Excerpt from a dataset

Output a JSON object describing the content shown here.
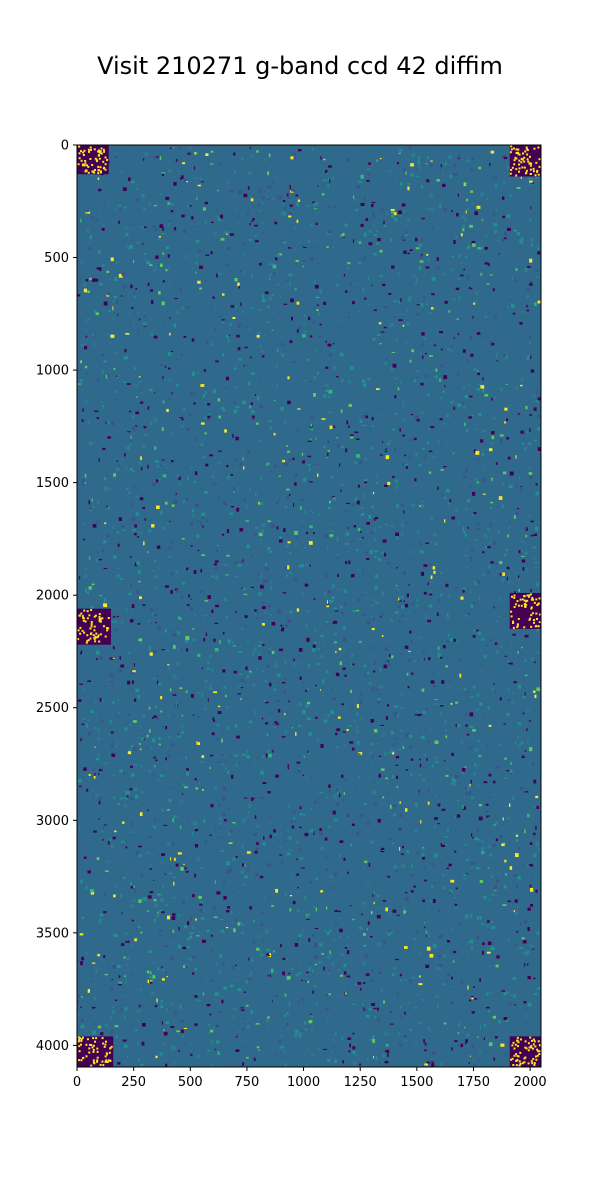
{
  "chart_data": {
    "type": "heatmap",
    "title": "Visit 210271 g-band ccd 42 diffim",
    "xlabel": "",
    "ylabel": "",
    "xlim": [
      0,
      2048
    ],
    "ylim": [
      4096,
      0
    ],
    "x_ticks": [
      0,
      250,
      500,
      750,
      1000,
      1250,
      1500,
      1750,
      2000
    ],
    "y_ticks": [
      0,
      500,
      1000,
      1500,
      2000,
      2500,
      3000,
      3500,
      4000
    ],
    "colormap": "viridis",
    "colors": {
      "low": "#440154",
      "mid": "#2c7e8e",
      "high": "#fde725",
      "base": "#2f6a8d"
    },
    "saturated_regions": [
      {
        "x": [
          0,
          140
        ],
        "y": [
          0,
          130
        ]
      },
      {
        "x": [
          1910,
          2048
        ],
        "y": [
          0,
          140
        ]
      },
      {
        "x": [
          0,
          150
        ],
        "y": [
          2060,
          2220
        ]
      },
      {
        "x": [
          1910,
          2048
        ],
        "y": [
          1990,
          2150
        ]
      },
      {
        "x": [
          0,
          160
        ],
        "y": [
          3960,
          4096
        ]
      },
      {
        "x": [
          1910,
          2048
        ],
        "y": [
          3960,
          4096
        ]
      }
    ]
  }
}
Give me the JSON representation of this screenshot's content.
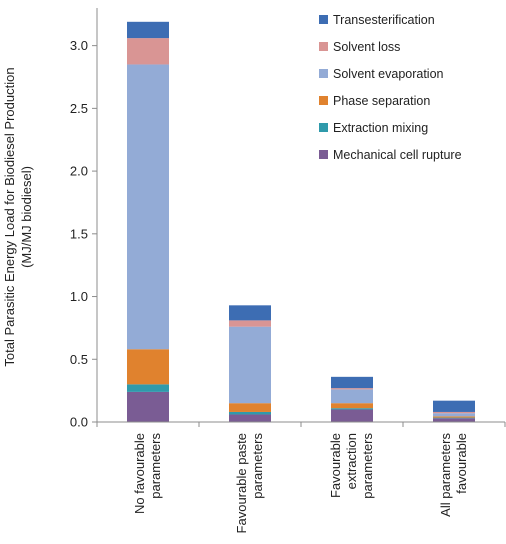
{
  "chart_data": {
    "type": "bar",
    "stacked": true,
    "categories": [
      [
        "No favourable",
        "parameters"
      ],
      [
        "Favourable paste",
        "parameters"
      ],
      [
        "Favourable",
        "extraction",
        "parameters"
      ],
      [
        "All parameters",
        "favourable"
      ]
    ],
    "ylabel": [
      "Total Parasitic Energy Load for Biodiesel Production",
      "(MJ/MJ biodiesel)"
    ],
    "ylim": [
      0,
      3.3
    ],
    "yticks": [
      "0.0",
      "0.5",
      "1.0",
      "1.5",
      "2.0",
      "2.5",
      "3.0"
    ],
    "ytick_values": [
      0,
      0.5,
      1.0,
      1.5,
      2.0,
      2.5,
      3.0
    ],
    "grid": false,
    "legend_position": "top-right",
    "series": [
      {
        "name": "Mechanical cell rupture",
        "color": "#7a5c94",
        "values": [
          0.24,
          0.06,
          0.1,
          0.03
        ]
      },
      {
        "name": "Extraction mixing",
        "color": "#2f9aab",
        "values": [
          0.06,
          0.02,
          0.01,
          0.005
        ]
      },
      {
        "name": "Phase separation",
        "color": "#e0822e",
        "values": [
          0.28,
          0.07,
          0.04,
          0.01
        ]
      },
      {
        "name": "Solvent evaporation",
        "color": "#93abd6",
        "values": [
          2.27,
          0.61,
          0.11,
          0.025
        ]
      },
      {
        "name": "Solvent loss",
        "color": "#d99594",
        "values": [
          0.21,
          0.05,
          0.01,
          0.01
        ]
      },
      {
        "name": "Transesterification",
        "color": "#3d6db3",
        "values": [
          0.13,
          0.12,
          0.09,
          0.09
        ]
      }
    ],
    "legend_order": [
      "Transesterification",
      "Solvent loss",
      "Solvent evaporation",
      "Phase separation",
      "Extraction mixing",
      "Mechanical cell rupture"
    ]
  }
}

** DESCRIPTION OF THE TASK **
Go over the data above and copy every line that has the word "rupture" in it.

** EXPECTED ANSWER **
        "name": "Mechanical cell rupture",
      "Mechanical cell rupture"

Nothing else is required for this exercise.